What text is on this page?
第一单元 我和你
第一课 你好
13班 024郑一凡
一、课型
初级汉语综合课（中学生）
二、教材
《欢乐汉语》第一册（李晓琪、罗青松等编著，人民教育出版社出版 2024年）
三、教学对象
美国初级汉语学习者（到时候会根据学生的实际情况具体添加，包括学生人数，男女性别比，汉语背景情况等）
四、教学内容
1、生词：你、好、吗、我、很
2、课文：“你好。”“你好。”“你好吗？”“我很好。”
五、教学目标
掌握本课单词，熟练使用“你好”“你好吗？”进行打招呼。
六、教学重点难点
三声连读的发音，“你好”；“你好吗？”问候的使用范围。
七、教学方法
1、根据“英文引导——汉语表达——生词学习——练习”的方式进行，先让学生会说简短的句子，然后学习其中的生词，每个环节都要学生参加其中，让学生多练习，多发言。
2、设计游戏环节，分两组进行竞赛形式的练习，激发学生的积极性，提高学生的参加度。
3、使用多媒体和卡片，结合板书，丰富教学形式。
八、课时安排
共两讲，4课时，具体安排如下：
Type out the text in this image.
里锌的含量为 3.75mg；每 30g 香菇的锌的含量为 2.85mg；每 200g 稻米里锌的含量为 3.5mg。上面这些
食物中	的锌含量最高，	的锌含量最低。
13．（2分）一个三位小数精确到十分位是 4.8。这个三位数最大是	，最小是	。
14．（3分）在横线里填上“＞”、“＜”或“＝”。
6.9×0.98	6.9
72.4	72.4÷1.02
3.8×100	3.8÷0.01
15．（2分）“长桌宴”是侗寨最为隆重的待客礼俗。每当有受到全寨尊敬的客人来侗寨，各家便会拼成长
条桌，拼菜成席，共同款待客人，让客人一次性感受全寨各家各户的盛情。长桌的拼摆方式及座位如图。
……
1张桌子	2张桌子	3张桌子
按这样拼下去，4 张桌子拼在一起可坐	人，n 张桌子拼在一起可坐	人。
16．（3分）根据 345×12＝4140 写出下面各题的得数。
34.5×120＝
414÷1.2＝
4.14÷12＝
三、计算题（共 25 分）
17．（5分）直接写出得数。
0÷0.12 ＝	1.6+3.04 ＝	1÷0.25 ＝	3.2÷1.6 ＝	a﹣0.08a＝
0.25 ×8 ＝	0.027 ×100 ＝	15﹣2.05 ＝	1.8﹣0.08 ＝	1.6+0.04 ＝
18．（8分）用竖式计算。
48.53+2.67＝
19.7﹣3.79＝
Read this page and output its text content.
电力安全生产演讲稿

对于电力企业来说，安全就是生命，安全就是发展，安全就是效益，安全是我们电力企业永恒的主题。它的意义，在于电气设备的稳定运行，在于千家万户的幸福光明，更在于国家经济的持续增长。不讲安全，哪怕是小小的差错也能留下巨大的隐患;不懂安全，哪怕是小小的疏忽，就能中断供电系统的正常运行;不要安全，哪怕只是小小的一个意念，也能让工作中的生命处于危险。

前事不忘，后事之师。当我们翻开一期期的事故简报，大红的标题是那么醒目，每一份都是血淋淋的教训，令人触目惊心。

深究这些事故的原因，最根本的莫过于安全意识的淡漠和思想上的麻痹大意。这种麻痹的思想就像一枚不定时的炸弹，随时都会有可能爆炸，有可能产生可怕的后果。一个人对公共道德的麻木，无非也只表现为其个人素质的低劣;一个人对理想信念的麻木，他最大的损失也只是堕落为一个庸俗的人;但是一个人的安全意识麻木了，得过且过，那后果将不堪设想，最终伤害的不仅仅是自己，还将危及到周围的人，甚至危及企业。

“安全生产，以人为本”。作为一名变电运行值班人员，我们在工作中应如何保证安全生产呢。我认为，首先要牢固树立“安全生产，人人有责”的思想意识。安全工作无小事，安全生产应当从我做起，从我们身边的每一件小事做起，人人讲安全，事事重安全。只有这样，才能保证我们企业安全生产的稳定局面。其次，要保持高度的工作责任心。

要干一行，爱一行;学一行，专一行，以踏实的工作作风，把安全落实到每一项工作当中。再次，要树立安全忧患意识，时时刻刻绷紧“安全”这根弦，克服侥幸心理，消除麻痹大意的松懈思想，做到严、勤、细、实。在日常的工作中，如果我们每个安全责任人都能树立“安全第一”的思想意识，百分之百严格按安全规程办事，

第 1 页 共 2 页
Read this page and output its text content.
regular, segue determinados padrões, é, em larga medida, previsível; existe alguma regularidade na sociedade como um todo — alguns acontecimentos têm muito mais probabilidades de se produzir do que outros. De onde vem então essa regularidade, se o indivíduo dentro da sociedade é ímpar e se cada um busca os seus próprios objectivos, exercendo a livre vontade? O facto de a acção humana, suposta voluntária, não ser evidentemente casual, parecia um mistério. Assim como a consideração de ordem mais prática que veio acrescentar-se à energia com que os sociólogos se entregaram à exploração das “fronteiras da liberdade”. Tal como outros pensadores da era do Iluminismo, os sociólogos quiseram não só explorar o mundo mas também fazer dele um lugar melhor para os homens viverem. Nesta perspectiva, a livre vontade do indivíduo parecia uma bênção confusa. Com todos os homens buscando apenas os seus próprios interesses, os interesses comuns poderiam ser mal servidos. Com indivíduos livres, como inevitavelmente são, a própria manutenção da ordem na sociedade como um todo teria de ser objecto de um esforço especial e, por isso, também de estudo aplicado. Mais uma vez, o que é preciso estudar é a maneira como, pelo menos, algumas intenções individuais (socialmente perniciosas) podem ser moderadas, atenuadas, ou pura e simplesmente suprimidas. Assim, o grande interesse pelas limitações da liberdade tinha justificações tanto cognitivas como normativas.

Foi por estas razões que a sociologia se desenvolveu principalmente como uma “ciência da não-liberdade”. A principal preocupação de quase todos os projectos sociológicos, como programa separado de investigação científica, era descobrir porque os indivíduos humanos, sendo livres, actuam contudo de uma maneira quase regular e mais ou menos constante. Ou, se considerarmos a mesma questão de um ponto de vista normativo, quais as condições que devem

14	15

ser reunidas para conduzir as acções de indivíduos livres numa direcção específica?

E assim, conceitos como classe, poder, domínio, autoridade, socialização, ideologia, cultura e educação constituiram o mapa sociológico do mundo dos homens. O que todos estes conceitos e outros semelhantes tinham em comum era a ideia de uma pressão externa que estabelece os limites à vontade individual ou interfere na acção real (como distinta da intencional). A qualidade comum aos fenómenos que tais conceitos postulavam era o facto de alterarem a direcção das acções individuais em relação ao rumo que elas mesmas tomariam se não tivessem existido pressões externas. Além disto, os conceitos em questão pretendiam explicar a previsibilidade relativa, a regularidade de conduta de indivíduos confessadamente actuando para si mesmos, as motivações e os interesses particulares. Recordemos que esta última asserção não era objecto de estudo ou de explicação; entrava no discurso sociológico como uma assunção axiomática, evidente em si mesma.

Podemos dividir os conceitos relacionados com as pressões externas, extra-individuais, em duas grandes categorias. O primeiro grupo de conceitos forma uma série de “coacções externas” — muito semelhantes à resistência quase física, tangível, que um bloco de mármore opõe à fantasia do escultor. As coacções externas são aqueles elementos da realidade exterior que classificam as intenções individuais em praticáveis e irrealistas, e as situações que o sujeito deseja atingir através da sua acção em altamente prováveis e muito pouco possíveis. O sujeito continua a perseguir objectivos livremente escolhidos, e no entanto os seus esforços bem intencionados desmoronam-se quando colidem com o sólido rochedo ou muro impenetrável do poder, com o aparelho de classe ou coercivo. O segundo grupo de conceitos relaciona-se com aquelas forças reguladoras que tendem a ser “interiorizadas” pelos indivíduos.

★ ★ ★ ★ ★

• **Work instructions**
Restate the data above word for word.

• **Task result**
What text is on this page?
第一单元 我和你
第一课 你好
13班 024郑一凡
一、课型
初级汉语综合课（中学生）
二、教材
《欢乐汉语》第一册（李晓琪、罗青松等编著，人民教育出版社出版 2024年）
三、教学对象
美国初级汉语学习者（到时候会根据学生的实际情况具体添加，包括学生人数，男女性别比，汉语背景情况等）
四、教学内容
1、生词：你、好、吗、我、很
2、课文：“你好。”“你好。”“你好吗？”“我很好。”
五、教学目标
掌握本课单词，熟练使用“你好”“你好吗？”进行打招呼。
六、教学重点难点
三声连读的发音，“你好”；“你好吗？”问候的使用范围。
七、教学方法
1、根据“英文引导——汉语表达——生词学习——练习”的方式进行，先让学生会说简短的句子，然后学习其中的生词，每个环节都要学生参加其中，让学生多练习，多发言。
2、设计游戏环节，分两组进行竞赛形式的练习，激发学生的积极性，提高学生的参加度。
3、使用多媒体和卡片，结合板书，丰富教学形式。
八、课时安排
共两讲，4课时，具体安排如下：
Type out the text in this image.
里锌的含量为 3.75mg；每 30g 香菇的锌的含量为 2.85mg；每 200g 稻米里锌的含量为 3.5mg。上面这些
食物中	的锌含量最高，	的锌含量最低。
13．（2分）一个三位小数精确到十分位是 4.8。这个三位数最大是	，最小是	。
14．（3分）在横线里填上“＞”、“＜”或“＝”。
6.9×0.98	6.9
72.4	72.4÷1.02
3.8×100	3.8÷0.01
15．（2分）“长桌宴”是侗寨最为隆重的待客礼俗。每当有受到全寨尊敬的客人来侗寨，各家便会拼成长
条桌，拼菜成席，共同款待客人，让客人一次性感受全寨各家各户的盛情。长桌的拼摆方式及座位如图。
……
1张桌子	2张桌子	3张桌子
按这样拼下去，4 张桌子拼在一起可坐	人，n 张桌子拼在一起可坐	人。
16．（3分）根据 345×12＝4140 写出下面各题的得数。
34.5×120＝
414÷1.2＝
4.14÷12＝
三、计算题（共 25 分）
17．（5分）直接写出得数。
0÷0.12 ＝	1.6+3.04 ＝	1÷0.25 ＝	3.2÷1.6 ＝	a﹣0.08a＝
0.25 ×8 ＝	0.027 ×100 ＝	15﹣2.05 ＝	1.8﹣0.08 ＝	1.6+0.04 ＝
18．（8分）用竖式计算。
48.53+2.67＝
19.7﹣3.79＝
Read this page and output its text content.
电力安全生产演讲稿

对于电力企业来说，安全就是生命，安全就是发展，安全就是效益，安全是我们电力企业永恒的主题。它的意义，在于电气设备的稳定运行，在于千家万户的幸福光明，更在于国家经济的持续增长。不讲安全，哪怕是小小的差错也能留下巨大的隐患;不懂安全，哪怕是小小的疏忽，就能中断供电系统的正常运行;不要安全，哪怕只是小小的一个意念，也能让工作中的生命处于危险。

前事不忘，后事之师。当我们翻开一期期的事故简报，大红的标题是那么醒目，每一份都是血淋淋的教训，令人触目惊心。

深究这些事故的原因，最根本的莫过于安全意识的淡漠和思想上的麻痹大意。这种麻痹的思想就像一枚不定时的炸弹，随时都会有可能爆炸，有可能产生可怕的后果。一个人对公共道德的麻木，无非也只表现为其个人素质的低劣;一个人对理想信念的麻木，他最大的损失也只是堕落为一个庸俗的人;但是一个人的安全意识麻木了，得过且过，那后果将不堪设想，最终伤害的不仅仅是自己，还将危及到周围的人，甚至危及企业。

“安全生产，以人为本”。作为一名变电运行值班人员，我们在工作中应如何保证安全生产呢。我认为，首先要牢固树立“安全生产，人人有责”的思想意识。安全工作无小事，安全生产应当从我做起，从我们身边的每一件小事做起，人人讲安全，事事重安全。只有这样，才能保证我们企业安全生产的稳定局面。其次，要保持高度的工作责任心。

要干一行，爱一行;学一行，专一行，以踏实的工作作风，把安全落实到每一项工作当中。再次，要树立安全忧患意识，时时刻刻绷紧“安全”这根弦，克服侥幸心理，消除麻痹大意的松懈思想，做到严、勤、细、实。在日常的工作中，如果我们每个安全责任人都能树立“安全第一”的思想意识，百分之百严格按安全规程办事，

第 1 页 共 2 页
Read this page and output its text content.
regular, segue determinados padrões, é, em larga medida, previsível; existe alguma regularidade na sociedade como um todo — alguns acontecimentos têm muito mais probabilidades de se produzir do que outros. De onde vem então essa regularidade, se o indivíduo dentro da sociedade é ímpar e se cada um busca os seus próprios objectivos, exercendo a livre vontade? O facto de a acção humana, suposta voluntária, não ser evidentemente casual, parecia um mistério. Assim como a consideração de ordem mais prática que veio acrescentar-se à energia com que os sociólogos se entregaram à exploração das “fronteiras da liberdade”. Tal como outros pensadores da era do Iluminismo, os sociólogos quiseram não só explorar o mundo mas também fazer dele um lugar melhor para os homens viverem. Nesta perspectiva, a livre vontade do indivíduo parecia uma bênção confusa. Com todos os homens buscando apenas os seus próprios interesses, os interesses comuns poderiam ser mal servidos. Com indivíduos livres, como inevitavelmente são, a própria manutenção da ordem na sociedade como um todo teria de ser objecto de um esforço especial e, por isso, também de estudo aplicado. Mais uma vez, o que é preciso estudar é a maneira como, pelo menos, algumas intenções individuais (socialmente perniciosas) podem ser moderadas, atenuadas, ou pura e simplesmente suprimidas. Assim, o grande interesse pelas limitações da liberdade tinha justificações tanto cognitivas como normativas.

Foi por estas razões que a sociologia se desenvolveu principalmente como uma “ciência da não-liberdade”. A principal preocupação de quase todos os projectos sociológicos, como programa separado de investigação científica, era descobrir porque os indivíduos humanos, sendo livres, actuam contudo de uma maneira quase regular e mais ou menos constante. Ou, se considerarmos a mesma questão de um ponto de vista normativo, quais as condições que devem

14	15

ser reunidas para conduzir as acções de indivíduos livres numa direcção específica?

E assim, conceitos como classe, poder, domínio, autoridade, socialização, ideologia, cultura e educação constituiram o mapa sociológico do mundo dos homens. O que todos estes conceitos e outros semelhantes tinham em comum era a ideia de uma pressão externa que estabelece os limites à vontade individual ou interfere na acção real (como distinta da intencional). A qualidade comum aos fenómenos que tais conceitos postulavam era o facto de alterarem a direcção das acções individuais em relação ao rumo que elas mesmas tomariam se não tivessem existido pressões externas. Além disto, os conceitos em questão pretendiam explicar a previsibilidade relativa, a regularidade de conduta de indivíduos confessadamente actuando para si mesmos, as motivações e os interesses particulares. Recordemos que esta última asserção não era objecto de estudo ou de explicação; entrava no discurso sociológico como uma assunção axiomática, evidente em si mesma.

Podemos dividir os conceitos relacionados com as pressões externas, extra-individuais, em duas grandes categorias. O primeiro grupo de conceitos forma uma série de “coacções externas” — muito semelhantes à resistência quase física, tangível, que um bloco de mármore opõe à fantasia do escultor. As coacções externas são aqueles elementos da realidade exterior que classificam as intenções individuais em praticáveis e irrealistas, e as situações que o sujeito deseja atingir através da sua acção em altamente prováveis e muito pouco possíveis. O sujeito continua a perseguir objectivos livremente escolhidos, e no entanto os seus esforços bem intencionados desmoronam-se quando colidem com o sólido rochedo ou muro impenetrável do poder, com o aparelho de classe ou coercivo. O segundo grupo de conceitos relaciona-se com aquelas forças reguladoras que tendem a ser “interiorizadas” pelos indivíduos.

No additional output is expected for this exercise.